**DATA FOR THE TASK**
※

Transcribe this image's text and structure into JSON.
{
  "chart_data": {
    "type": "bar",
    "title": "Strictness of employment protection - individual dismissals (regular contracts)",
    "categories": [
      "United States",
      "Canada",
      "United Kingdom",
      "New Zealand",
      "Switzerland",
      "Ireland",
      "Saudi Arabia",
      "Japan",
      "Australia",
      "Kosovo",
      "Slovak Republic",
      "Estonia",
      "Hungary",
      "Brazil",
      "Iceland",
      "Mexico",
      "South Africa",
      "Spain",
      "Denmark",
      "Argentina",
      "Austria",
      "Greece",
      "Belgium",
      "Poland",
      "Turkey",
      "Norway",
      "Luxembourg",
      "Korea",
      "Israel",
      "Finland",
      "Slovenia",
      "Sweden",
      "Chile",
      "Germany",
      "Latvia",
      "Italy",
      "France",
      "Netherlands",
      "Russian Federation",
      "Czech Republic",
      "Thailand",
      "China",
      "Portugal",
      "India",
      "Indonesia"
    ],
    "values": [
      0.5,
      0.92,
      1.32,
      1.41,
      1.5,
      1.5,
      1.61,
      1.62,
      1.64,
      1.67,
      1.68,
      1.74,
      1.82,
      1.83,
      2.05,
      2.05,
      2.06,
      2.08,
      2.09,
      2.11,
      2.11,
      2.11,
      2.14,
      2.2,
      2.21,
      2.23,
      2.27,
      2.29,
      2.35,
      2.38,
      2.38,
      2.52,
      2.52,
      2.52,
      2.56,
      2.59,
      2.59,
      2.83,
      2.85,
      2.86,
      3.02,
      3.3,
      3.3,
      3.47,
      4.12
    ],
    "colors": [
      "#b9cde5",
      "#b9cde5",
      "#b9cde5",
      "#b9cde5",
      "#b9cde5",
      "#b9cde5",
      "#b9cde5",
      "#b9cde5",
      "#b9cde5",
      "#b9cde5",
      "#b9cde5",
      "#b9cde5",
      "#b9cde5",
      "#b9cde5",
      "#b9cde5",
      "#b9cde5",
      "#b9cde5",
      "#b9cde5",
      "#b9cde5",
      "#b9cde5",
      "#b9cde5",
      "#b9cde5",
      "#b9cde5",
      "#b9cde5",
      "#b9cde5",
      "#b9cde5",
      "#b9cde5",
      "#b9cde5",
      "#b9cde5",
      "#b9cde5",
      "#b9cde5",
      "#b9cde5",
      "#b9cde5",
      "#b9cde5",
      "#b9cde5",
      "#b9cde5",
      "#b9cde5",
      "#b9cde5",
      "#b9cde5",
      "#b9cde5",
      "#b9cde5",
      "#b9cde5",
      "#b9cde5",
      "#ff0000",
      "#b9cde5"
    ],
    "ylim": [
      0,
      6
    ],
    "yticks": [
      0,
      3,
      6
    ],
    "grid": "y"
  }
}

※

**THE REQUEST**
Take the listing above and set it down exactly.

**THE REPLY**
Transcribe this image's text and structure into JSON.
{
  "chart_data": {
    "type": "bar",
    "title": "Strictness of employment protection - individual dismissals (regular contracts)",
    "categories": [
      "United States",
      "Canada",
      "United Kingdom",
      "New Zealand",
      "Switzerland",
      "Ireland",
      "Saudi Arabia",
      "Japan",
      "Australia",
      "Kosovo",
      "Slovak Republic",
      "Estonia",
      "Hungary",
      "Brazil",
      "Iceland",
      "Mexico",
      "South Africa",
      "Spain",
      "Denmark",
      "Argentina",
      "Austria",
      "Greece",
      "Belgium",
      "Poland",
      "Turkey",
      "Norway",
      "Luxembourg",
      "Korea",
      "Israel",
      "Finland",
      "Slovenia",
      "Sweden",
      "Chile",
      "Germany",
      "Latvia",
      "Italy",
      "France",
      "Netherlands",
      "Russian Federation",
      "Czech Republic",
      "Thailand",
      "China",
      "Portugal",
      "India",
      "Indonesia"
    ],
    "values": [
      0.5,
      0.92,
      1.32,
      1.41,
      1.5,
      1.5,
      1.61,
      1.62,
      1.64,
      1.67,
      1.68,
      1.74,
      1.82,
      1.83,
      2.05,
      2.05,
      2.06,
      2.08,
      2.09,
      2.11,
      2.11,
      2.11,
      2.14,
      2.2,
      2.21,
      2.23,
      2.27,
      2.29,
      2.35,
      2.38,
      2.38,
      2.52,
      2.52,
      2.52,
      2.56,
      2.59,
      2.59,
      2.83,
      2.85,
      2.86,
      3.02,
      3.3,
      3.3,
      3.47,
      4.12
    ],
    "colors": [
      "#b9cde5",
      "#b9cde5",
      "#b9cde5",
      "#b9cde5",
      "#b9cde5",
      "#b9cde5",
      "#b9cde5",
      "#b9cde5",
      "#b9cde5",
      "#b9cde5",
      "#b9cde5",
      "#b9cde5",
      "#b9cde5",
      "#b9cde5",
      "#b9cde5",
      "#b9cde5",
      "#b9cde5",
      "#b9cde5",
      "#b9cde5",
      "#b9cde5",
      "#b9cde5",
      "#b9cde5",
      "#b9cde5",
      "#b9cde5",
      "#b9cde5",
      "#b9cde5",
      "#b9cde5",
      "#b9cde5",
      "#b9cde5",
      "#b9cde5",
      "#b9cde5",
      "#b9cde5",
      "#b9cde5",
      "#b9cde5",
      "#b9cde5",
      "#b9cde5",
      "#b9cde5",
      "#b9cde5",
      "#b9cde5",
      "#b9cde5",
      "#b9cde5",
      "#b9cde5",
      "#b9cde5",
      "#ff0000",
      "#b9cde5"
    ],
    "ylim": [
      0,
      6
    ],
    "yticks": [
      0,
      3,
      6
    ],
    "grid": "y"
  }
}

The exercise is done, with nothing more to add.